THE TASK:
Identify every line in the records below that contains the word "level", and reproduce each one.
::::::
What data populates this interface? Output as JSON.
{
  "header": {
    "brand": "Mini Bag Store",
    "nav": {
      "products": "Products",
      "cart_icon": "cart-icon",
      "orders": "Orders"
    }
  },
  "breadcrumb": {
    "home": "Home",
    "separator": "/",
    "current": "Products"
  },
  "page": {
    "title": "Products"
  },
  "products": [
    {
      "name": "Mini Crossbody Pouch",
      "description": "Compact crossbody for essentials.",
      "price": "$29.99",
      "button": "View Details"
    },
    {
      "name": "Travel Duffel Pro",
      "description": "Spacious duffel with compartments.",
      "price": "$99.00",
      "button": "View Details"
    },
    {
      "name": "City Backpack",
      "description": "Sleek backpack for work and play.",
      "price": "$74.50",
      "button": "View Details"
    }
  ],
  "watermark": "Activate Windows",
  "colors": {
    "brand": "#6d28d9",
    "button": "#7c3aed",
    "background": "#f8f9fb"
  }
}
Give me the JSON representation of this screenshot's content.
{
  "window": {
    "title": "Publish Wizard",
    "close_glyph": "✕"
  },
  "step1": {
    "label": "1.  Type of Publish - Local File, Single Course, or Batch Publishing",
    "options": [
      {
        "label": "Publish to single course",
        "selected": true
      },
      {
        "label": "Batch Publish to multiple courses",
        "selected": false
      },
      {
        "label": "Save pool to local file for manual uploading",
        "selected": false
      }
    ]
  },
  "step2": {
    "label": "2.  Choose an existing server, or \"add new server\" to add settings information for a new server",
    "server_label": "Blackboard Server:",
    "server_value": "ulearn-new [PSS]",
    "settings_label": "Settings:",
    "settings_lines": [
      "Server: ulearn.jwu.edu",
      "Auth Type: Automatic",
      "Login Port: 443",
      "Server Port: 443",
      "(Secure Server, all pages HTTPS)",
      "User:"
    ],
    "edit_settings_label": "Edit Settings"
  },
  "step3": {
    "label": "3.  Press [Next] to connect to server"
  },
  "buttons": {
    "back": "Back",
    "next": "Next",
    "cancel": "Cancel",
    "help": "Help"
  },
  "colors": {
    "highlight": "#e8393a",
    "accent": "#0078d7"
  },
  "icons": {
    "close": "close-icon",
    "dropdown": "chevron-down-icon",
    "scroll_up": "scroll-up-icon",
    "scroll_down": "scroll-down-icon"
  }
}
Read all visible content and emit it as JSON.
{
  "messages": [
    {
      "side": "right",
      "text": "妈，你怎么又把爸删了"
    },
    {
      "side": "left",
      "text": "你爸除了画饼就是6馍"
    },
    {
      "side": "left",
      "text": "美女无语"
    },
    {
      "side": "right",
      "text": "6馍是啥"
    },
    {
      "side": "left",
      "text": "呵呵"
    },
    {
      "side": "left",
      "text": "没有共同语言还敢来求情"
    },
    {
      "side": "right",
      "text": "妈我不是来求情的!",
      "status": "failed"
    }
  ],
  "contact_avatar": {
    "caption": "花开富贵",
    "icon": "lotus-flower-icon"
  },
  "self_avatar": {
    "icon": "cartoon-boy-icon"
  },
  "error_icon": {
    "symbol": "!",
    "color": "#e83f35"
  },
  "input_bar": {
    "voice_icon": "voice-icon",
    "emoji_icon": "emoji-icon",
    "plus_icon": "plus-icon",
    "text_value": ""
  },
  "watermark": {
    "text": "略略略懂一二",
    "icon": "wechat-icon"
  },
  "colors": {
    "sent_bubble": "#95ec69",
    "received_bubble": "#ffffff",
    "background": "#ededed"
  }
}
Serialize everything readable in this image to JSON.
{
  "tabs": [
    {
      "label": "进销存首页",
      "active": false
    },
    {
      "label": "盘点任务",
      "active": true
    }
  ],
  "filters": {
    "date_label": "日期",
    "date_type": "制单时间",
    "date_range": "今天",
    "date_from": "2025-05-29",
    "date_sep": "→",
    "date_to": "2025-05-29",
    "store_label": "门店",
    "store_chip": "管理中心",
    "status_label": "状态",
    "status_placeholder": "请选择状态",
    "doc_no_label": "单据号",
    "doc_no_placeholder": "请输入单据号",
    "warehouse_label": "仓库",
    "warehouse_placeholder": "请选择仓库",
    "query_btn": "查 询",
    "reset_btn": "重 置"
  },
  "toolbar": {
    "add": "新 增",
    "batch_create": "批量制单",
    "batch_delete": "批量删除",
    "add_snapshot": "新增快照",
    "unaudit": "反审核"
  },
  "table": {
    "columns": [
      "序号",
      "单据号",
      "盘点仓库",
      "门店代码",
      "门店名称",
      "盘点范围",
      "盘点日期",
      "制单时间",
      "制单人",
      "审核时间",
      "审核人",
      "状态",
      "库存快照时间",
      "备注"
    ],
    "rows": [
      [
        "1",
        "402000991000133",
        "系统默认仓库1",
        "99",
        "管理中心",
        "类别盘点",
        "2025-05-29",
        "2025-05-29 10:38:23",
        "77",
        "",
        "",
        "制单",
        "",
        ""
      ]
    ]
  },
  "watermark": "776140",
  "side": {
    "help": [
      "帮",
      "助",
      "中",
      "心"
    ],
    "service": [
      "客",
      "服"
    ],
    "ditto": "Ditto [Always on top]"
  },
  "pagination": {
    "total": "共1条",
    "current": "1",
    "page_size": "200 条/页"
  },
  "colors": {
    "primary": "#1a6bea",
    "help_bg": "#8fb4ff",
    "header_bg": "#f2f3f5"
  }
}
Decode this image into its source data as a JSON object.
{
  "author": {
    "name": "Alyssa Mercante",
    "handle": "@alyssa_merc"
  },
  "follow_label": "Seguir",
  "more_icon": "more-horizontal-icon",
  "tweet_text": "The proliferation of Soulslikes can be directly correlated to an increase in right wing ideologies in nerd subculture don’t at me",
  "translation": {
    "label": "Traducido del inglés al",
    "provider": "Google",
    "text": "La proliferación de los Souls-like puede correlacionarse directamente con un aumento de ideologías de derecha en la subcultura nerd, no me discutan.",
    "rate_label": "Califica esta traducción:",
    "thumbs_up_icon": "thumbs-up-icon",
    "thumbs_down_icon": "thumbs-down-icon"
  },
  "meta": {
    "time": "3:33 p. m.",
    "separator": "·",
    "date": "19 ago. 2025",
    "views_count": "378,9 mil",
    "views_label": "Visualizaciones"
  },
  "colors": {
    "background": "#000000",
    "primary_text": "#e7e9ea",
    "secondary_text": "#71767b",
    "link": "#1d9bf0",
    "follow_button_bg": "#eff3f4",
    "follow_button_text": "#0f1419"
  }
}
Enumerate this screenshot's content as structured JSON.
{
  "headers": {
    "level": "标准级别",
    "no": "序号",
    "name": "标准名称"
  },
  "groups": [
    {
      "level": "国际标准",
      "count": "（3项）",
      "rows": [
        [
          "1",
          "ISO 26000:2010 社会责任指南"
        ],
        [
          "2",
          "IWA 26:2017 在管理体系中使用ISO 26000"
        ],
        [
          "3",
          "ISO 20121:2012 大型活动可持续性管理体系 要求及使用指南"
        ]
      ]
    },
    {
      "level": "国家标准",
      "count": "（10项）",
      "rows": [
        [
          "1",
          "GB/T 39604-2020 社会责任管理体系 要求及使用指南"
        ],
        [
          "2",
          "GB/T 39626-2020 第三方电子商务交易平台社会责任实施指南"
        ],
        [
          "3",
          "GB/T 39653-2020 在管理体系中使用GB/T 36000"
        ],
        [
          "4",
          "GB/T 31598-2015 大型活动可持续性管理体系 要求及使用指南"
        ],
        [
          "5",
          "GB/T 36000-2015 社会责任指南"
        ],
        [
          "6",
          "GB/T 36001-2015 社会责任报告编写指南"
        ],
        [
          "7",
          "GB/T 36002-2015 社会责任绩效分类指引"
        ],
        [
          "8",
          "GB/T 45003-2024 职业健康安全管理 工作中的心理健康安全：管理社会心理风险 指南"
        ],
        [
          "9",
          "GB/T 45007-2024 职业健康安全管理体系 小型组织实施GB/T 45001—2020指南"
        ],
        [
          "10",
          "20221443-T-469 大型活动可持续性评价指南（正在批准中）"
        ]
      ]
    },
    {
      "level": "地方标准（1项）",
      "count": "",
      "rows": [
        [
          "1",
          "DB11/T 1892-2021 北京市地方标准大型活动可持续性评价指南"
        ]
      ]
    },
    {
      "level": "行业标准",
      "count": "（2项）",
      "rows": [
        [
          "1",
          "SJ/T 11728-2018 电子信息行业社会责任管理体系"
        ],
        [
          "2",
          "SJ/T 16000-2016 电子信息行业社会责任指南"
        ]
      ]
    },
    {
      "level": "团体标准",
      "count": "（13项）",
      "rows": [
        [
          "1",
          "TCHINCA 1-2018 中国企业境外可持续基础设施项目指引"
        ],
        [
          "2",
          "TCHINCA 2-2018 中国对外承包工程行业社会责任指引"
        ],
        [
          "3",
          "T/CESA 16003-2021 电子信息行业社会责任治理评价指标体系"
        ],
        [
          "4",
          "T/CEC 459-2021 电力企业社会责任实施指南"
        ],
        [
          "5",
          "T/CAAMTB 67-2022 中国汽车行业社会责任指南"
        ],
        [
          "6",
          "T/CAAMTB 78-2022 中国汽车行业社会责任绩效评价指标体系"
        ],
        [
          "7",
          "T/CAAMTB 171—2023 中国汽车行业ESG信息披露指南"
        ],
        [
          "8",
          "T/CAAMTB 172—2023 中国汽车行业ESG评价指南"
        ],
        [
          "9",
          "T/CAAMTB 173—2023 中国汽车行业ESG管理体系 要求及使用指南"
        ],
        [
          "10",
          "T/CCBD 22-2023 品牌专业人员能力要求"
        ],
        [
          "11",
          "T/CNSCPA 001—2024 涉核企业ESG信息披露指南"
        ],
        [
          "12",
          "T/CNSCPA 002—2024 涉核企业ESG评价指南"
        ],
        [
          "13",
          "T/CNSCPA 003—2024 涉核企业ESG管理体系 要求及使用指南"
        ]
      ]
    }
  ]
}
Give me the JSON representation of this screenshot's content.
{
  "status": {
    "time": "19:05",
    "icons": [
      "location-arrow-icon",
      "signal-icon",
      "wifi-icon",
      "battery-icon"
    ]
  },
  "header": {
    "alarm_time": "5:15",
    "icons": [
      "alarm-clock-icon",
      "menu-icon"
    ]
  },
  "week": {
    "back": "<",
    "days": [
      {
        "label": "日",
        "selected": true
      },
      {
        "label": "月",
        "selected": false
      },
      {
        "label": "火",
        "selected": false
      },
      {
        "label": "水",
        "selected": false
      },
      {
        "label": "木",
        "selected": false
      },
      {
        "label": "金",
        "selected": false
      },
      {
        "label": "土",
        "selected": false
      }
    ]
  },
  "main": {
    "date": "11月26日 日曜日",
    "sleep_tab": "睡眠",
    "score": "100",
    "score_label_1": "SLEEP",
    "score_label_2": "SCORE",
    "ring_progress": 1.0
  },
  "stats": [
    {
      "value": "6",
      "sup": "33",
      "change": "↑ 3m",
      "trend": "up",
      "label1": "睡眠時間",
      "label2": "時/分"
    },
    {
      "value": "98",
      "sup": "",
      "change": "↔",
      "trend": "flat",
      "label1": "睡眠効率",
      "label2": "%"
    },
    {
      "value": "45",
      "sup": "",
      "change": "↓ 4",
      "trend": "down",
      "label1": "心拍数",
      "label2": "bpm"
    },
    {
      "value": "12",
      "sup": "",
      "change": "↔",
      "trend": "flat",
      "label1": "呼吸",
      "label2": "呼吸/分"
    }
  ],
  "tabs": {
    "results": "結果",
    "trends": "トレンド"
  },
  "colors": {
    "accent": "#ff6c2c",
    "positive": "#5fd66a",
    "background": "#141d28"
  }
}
::::::
RESULT OF THIS TASK:
    "level": "标准级别",
      "level": "国际标准",
      "level": "国家标准",
      "level": "地方标准（1项）",
      "level": "行业标准",
      "level": "团体标准",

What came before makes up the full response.